---------- ITEMS
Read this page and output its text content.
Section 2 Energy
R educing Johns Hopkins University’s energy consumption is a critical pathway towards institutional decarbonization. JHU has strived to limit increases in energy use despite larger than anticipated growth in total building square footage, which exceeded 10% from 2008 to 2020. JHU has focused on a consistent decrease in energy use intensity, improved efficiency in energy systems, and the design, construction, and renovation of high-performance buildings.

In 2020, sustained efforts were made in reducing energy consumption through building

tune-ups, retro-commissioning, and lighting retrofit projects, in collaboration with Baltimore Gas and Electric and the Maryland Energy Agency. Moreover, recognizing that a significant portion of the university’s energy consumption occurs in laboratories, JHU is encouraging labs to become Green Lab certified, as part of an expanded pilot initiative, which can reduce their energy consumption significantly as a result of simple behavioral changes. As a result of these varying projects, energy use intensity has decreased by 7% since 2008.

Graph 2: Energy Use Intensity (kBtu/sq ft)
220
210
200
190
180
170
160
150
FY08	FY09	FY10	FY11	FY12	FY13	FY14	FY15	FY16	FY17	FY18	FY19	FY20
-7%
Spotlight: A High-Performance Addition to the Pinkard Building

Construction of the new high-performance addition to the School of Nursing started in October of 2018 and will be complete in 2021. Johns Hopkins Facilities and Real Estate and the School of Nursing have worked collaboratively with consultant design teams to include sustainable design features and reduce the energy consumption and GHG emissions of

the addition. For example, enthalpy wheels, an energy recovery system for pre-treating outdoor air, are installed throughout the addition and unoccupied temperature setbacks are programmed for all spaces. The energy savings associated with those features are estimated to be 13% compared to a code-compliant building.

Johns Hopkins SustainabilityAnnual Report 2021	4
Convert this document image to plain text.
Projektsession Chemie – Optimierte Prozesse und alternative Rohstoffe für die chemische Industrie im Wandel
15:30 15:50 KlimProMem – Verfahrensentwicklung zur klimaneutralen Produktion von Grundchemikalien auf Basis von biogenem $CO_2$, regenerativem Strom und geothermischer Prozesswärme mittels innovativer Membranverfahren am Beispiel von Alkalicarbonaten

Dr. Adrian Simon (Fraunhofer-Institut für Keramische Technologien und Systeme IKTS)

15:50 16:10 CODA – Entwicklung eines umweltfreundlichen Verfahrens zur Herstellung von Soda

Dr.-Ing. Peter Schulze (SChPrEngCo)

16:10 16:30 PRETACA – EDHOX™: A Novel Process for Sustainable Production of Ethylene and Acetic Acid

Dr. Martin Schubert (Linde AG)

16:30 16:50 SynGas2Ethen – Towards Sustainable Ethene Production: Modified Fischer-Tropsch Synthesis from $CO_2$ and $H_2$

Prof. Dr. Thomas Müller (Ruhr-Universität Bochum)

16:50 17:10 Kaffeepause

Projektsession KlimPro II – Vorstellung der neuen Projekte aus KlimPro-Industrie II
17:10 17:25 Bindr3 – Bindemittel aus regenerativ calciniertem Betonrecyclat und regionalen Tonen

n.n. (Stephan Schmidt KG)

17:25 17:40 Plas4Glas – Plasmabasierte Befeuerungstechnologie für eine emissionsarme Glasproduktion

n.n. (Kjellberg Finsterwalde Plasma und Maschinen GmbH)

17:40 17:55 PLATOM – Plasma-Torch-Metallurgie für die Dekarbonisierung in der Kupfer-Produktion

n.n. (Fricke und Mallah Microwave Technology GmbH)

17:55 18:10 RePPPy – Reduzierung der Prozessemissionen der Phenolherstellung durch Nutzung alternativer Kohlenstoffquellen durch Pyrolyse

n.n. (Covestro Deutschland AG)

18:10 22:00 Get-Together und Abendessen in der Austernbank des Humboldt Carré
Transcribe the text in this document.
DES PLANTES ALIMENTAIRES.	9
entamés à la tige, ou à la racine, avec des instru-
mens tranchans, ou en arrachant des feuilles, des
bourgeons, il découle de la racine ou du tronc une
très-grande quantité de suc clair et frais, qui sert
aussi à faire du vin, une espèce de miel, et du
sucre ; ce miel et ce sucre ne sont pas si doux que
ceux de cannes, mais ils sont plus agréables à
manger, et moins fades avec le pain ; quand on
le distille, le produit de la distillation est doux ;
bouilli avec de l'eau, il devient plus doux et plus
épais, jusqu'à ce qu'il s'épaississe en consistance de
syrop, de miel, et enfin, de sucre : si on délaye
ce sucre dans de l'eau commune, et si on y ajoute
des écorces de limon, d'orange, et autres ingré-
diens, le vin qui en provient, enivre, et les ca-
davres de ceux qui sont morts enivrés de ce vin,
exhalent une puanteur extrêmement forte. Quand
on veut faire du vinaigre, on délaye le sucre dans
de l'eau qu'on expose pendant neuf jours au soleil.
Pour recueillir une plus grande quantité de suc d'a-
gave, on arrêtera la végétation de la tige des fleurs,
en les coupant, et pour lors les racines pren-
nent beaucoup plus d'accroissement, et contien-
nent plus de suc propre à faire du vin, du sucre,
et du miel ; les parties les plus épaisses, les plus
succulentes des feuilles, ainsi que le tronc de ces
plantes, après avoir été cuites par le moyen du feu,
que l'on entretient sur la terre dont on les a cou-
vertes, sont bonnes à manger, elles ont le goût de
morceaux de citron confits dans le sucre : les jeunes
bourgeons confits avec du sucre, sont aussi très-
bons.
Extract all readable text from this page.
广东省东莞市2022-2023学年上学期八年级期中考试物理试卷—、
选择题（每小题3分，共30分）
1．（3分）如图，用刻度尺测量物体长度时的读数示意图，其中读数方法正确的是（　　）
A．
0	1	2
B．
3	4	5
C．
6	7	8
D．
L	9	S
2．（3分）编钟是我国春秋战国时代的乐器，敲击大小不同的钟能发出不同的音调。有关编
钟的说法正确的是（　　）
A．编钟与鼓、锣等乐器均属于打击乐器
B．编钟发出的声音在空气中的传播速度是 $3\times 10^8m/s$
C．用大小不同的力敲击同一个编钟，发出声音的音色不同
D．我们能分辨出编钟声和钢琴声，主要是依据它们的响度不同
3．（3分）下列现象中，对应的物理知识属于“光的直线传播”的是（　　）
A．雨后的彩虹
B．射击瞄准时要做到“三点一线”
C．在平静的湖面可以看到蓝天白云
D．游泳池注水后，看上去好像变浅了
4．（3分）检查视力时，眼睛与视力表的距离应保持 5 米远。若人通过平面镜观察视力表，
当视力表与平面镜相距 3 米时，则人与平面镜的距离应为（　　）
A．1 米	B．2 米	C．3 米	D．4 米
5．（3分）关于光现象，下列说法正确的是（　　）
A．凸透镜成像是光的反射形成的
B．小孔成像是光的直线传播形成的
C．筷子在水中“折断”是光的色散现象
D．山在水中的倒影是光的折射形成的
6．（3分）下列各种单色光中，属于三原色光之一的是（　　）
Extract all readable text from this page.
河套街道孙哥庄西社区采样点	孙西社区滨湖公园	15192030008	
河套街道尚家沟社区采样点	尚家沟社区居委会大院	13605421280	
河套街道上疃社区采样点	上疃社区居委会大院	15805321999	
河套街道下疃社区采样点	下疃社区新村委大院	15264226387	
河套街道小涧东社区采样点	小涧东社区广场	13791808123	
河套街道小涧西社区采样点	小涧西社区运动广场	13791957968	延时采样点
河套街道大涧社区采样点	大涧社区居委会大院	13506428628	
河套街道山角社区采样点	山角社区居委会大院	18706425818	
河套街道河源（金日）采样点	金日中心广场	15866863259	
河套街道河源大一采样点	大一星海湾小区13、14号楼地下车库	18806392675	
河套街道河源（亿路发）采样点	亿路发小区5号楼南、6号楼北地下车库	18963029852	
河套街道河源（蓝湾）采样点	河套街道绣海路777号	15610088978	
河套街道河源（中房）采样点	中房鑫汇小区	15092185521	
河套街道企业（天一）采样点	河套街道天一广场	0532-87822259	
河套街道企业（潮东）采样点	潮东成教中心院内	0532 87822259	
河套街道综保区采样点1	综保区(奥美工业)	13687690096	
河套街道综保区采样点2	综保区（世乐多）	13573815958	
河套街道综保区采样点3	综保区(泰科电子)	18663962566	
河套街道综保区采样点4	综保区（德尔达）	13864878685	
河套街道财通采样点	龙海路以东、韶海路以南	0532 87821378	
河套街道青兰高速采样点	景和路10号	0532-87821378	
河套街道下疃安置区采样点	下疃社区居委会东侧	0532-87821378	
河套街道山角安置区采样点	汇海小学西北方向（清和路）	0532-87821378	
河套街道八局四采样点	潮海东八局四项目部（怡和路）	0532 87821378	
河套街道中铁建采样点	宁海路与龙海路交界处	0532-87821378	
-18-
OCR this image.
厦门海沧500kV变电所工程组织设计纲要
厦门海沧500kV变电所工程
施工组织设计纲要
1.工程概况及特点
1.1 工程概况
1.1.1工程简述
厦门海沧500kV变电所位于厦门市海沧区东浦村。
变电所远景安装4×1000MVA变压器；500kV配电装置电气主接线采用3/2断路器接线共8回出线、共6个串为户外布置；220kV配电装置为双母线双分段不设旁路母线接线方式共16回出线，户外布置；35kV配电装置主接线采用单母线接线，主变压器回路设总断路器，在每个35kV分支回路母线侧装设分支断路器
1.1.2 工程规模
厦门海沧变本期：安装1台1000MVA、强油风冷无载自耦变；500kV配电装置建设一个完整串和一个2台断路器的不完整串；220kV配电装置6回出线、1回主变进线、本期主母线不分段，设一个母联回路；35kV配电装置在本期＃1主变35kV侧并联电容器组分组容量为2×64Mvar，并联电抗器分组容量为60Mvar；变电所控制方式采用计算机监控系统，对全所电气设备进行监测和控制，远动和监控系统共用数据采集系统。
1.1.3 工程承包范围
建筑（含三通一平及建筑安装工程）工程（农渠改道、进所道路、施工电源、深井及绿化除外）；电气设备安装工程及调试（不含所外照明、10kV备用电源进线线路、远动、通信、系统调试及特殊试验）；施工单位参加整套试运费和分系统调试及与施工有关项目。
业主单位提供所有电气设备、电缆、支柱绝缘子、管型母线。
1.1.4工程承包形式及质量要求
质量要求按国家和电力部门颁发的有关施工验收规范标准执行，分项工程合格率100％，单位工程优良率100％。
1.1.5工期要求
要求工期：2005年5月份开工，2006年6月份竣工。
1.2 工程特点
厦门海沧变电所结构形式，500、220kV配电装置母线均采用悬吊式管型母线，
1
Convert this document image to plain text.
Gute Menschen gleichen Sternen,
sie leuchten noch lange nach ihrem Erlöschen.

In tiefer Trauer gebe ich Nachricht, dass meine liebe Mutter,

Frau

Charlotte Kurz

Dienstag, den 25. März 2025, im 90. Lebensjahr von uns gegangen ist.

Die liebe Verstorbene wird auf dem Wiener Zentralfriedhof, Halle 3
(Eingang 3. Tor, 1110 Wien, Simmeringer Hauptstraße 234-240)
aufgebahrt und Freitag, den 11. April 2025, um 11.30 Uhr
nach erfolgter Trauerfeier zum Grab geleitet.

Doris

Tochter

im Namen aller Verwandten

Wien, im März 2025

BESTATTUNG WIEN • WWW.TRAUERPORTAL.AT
--------------------
→ TASK BRIEF:
Above are some records. Report the number of their lines that include "ceux", and add nothing else.

→ TASK ANSWER:
2